**Challenge**: The records underneath are to be repeated exactly, with the pictures left out.

Figure collection entries
::::::
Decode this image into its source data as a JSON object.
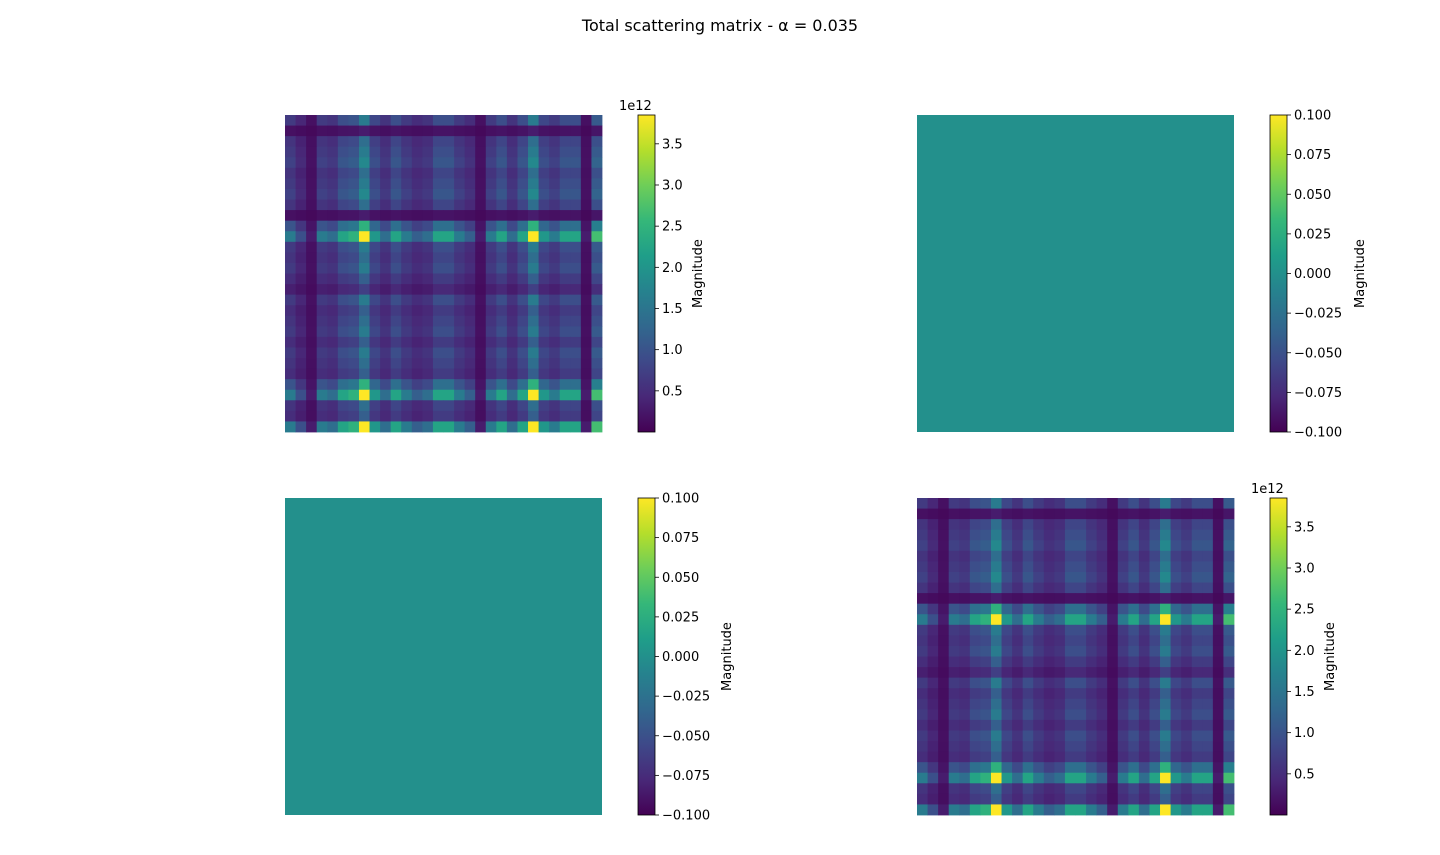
{
  "figure": {
    "title": "Total scattering matrix - α = 0.035"
  },
  "colormap": {
    "name": "viridis",
    "stops": [
      "#440154",
      "#482878",
      "#3e4989",
      "#31688e",
      "#26828e",
      "#1f9e89",
      "#35b779",
      "#6ece58",
      "#b5de2b",
      "#fde725"
    ]
  },
  "chart_data": [
    {
      "type": "heatmap",
      "panel": "top-left",
      "grid": false,
      "axes_visible": false,
      "matrix_size": [
        30,
        30
      ],
      "pattern": {
        "row_profile": [
          0.35,
          0.05,
          0.3,
          0.35,
          0.4,
          0.3,
          0.35,
          0.4,
          0.3,
          0.05,
          0.55,
          0.9,
          0.35,
          0.3,
          0.35,
          0.25,
          0.15,
          0.35,
          0.25,
          0.3,
          0.35,
          0.25,
          0.35,
          0.3,
          0.25,
          0.55,
          0.9,
          0.3,
          0.25,
          0.9
        ],
        "col_profile": [
          0.35,
          0.2,
          0.05,
          0.35,
          0.3,
          0.5,
          0.55,
          0.9,
          0.45,
          0.3,
          0.5,
          0.35,
          0.25,
          0.3,
          0.5,
          0.5,
          0.35,
          0.25,
          0.05,
          0.35,
          0.5,
          0.3,
          0.5,
          0.9,
          0.45,
          0.35,
          0.5,
          0.5,
          0.05,
          0.6
        ]
      },
      "colorbar": {
        "label": "Magnitude",
        "offset_text": "1e12",
        "vmin": 0.0,
        "vmax": 3.85,
        "ticks": [
          "0.5",
          "1.0",
          "1.5",
          "2.0",
          "2.5",
          "3.0",
          "3.5"
        ],
        "tick_values": [
          0.5,
          1.0,
          1.5,
          2.0,
          2.5,
          3.0,
          3.5
        ]
      }
    },
    {
      "type": "heatmap",
      "panel": "top-right",
      "grid": false,
      "axes_visible": false,
      "matrix_size": [
        30,
        30
      ],
      "constant_value": 0.0,
      "colorbar": {
        "label": "Magnitude",
        "vmin": -0.1,
        "vmax": 0.1,
        "ticks": [
          "−0.100",
          "−0.075",
          "−0.050",
          "−0.025",
          "0.000",
          "0.025",
          "0.050",
          "0.075",
          "0.100"
        ],
        "tick_values": [
          -0.1,
          -0.075,
          -0.05,
          -0.025,
          0.0,
          0.025,
          0.05,
          0.075,
          0.1
        ]
      }
    },
    {
      "type": "heatmap",
      "panel": "bottom-left",
      "grid": false,
      "axes_visible": false,
      "matrix_size": [
        30,
        30
      ],
      "constant_value": 0.0,
      "colorbar": {
        "label": "Magnitude",
        "vmin": -0.1,
        "vmax": 0.1,
        "ticks": [
          "−0.100",
          "−0.075",
          "−0.050",
          "−0.025",
          "0.000",
          "0.025",
          "0.050",
          "0.075",
          "0.100"
        ],
        "tick_values": [
          -0.1,
          -0.075,
          -0.05,
          -0.025,
          0.0,
          0.025,
          0.05,
          0.075,
          0.1
        ]
      }
    },
    {
      "type": "heatmap",
      "panel": "bottom-right",
      "grid": false,
      "axes_visible": false,
      "matrix_size": [
        30,
        30
      ],
      "pattern": {
        "row_profile": [
          0.35,
          0.05,
          0.3,
          0.35,
          0.4,
          0.3,
          0.35,
          0.4,
          0.3,
          0.05,
          0.55,
          0.9,
          0.35,
          0.3,
          0.35,
          0.25,
          0.15,
          0.35,
          0.25,
          0.3,
          0.35,
          0.25,
          0.35,
          0.3,
          0.25,
          0.55,
          0.9,
          0.3,
          0.25,
          0.9
        ],
        "col_profile": [
          0.35,
          0.2,
          0.05,
          0.35,
          0.3,
          0.5,
          0.55,
          0.9,
          0.45,
          0.3,
          0.5,
          0.35,
          0.25,
          0.3,
          0.5,
          0.5,
          0.35,
          0.25,
          0.05,
          0.35,
          0.5,
          0.3,
          0.5,
          0.9,
          0.45,
          0.35,
          0.5,
          0.5,
          0.05,
          0.6
        ]
      },
      "colorbar": {
        "label": "Magnitude",
        "offset_text": "1e12",
        "vmin": 0.0,
        "vmax": 3.85,
        "ticks": [
          "0.5",
          "1.0",
          "1.5",
          "2.0",
          "2.5",
          "3.0",
          "3.5"
        ],
        "tick_values": [
          0.5,
          1.0,
          1.5,
          2.0,
          2.5,
          3.0,
          3.5
        ]
      }
    }
  ]
}
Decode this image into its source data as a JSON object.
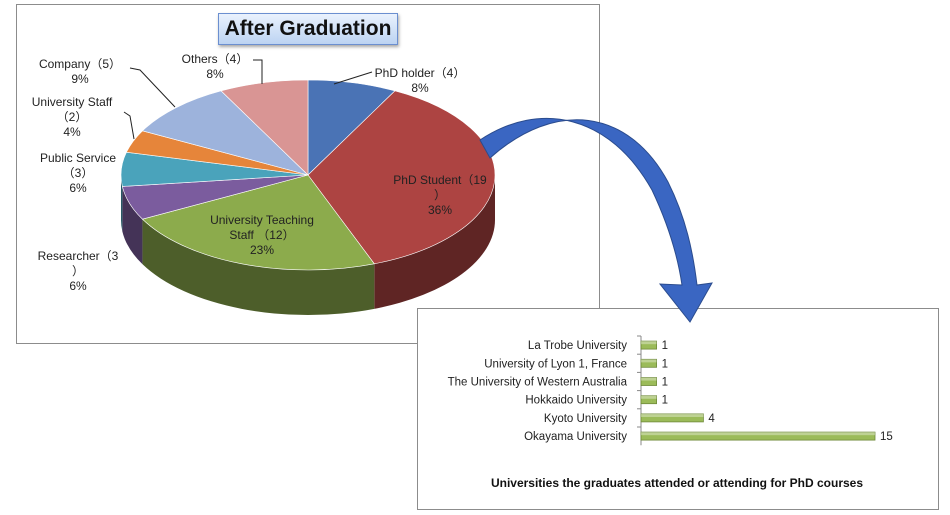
::::::
**Completed exercise**:
Decode this image into its source data as a JSON object.
{
  "figure": {
    "title": "Total scattering matrix - α = 0.035"
  },
  "colormap": {
    "name": "viridis",
    "stops": [
      "#440154",
      "#482878",
      "#3e4989",
      "#31688e",
      "#26828e",
      "#1f9e89",
      "#35b779",
      "#6ece58",
      "#b5de2b",
      "#fde725"
    ]
  },
  "chart_data": [
    {
      "type": "heatmap",
      "panel": "top-left",
      "grid": false,
      "axes_visible": false,
      "matrix_size": [
        30,
        30
      ],
      "pattern": {
        "row_profile": [
          0.35,
          0.05,
          0.3,
          0.35,
          0.4,
          0.3,
          0.35,
          0.4,
          0.3,
          0.05,
          0.55,
          0.9,
          0.35,
          0.3,
          0.35,
          0.25,
          0.15,
          0.35,
          0.25,
          0.3,
          0.35,
          0.25,
          0.35,
          0.3,
          0.25,
          0.55,
          0.9,
          0.3,
          0.25,
          0.9
        ],
        "col_profile": [
          0.35,
          0.2,
          0.05,
          0.35,
          0.3,
          0.5,
          0.55,
          0.9,
          0.45,
          0.3,
          0.5,
          0.35,
          0.25,
          0.3,
          0.5,
          0.5,
          0.35,
          0.25,
          0.05,
          0.35,
          0.5,
          0.3,
          0.5,
          0.9,
          0.45,
          0.35,
          0.5,
          0.5,
          0.05,
          0.6
        ]
      },
      "colorbar": {
        "label": "Magnitude",
        "offset_text": "1e12",
        "vmin": 0.0,
        "vmax": 3.85,
        "ticks": [
          "0.5",
          "1.0",
          "1.5",
          "2.0",
          "2.5",
          "3.0",
          "3.5"
        ],
        "tick_values": [
          0.5,
          1.0,
          1.5,
          2.0,
          2.5,
          3.0,
          3.5
        ]
      }
    },
    {
      "type": "heatmap",
      "panel": "top-right",
      "grid": false,
      "axes_visible": false,
      "matrix_size": [
        30,
        30
      ],
      "constant_value": 0.0,
      "colorbar": {
        "label": "Magnitude",
        "vmin": -0.1,
        "vmax": 0.1,
        "ticks": [
          "−0.100",
          "−0.075",
          "−0.050",
          "−0.025",
          "0.000",
          "0.025",
          "0.050",
          "0.075",
          "0.100"
        ],
        "tick_values": [
          -0.1,
          -0.075,
          -0.05,
          -0.025,
          0.0,
          0.025,
          0.05,
          0.075,
          0.1
        ]
      }
    },
    {
      "type": "heatmap",
      "panel": "bottom-left",
      "grid": false,
      "axes_visible": false,
      "matrix_size": [
        30,
        30
      ],
      "constant_value": 0.0,
      "colorbar": {
        "label": "Magnitude",
        "vmin": -0.1,
        "vmax": 0.1,
        "ticks": [
          "−0.100",
          "−0.075",
          "−0.050",
          "−0.025",
          "0.000",
          "0.025",
          "0.050",
          "0.075",
          "0.100"
        ],
        "tick_values": [
          -0.1,
          -0.075,
          -0.05,
          -0.025,
          0.0,
          0.025,
          0.05,
          0.075,
          0.1
        ]
      }
    },
    {
      "type": "heatmap",
      "panel": "bottom-right",
      "grid": false,
      "axes_visible": false,
      "matrix_size": [
        30,
        30
      ],
      "pattern": {
        "row_profile": [
          0.35,
          0.05,
          0.3,
          0.35,
          0.4,
          0.3,
          0.35,
          0.4,
          0.3,
          0.05,
          0.55,
          0.9,
          0.35,
          0.3,
          0.35,
          0.25,
          0.15,
          0.35,
          0.25,
          0.3,
          0.35,
          0.25,
          0.35,
          0.3,
          0.25,
          0.55,
          0.9,
          0.3,
          0.25,
          0.9
        ],
        "col_profile": [
          0.35,
          0.2,
          0.05,
          0.35,
          0.3,
          0.5,
          0.55,
          0.9,
          0.45,
          0.3,
          0.5,
          0.35,
          0.25,
          0.3,
          0.5,
          0.5,
          0.35,
          0.25,
          0.05,
          0.35,
          0.5,
          0.3,
          0.5,
          0.9,
          0.45,
          0.35,
          0.5,
          0.5,
          0.05,
          0.6
        ]
      },
      "colorbar": {
        "label": "Magnitude",
        "offset_text": "1e12",
        "vmin": 0.0,
        "vmax": 3.85,
        "ticks": [
          "0.5",
          "1.0",
          "1.5",
          "2.0",
          "2.5",
          "3.0",
          "3.5"
        ],
        "tick_values": [
          0.5,
          1.0,
          1.5,
          2.0,
          2.5,
          3.0,
          3.5
        ]
      }
    }
  ]
}
Decode this image into its source data as a JSON object.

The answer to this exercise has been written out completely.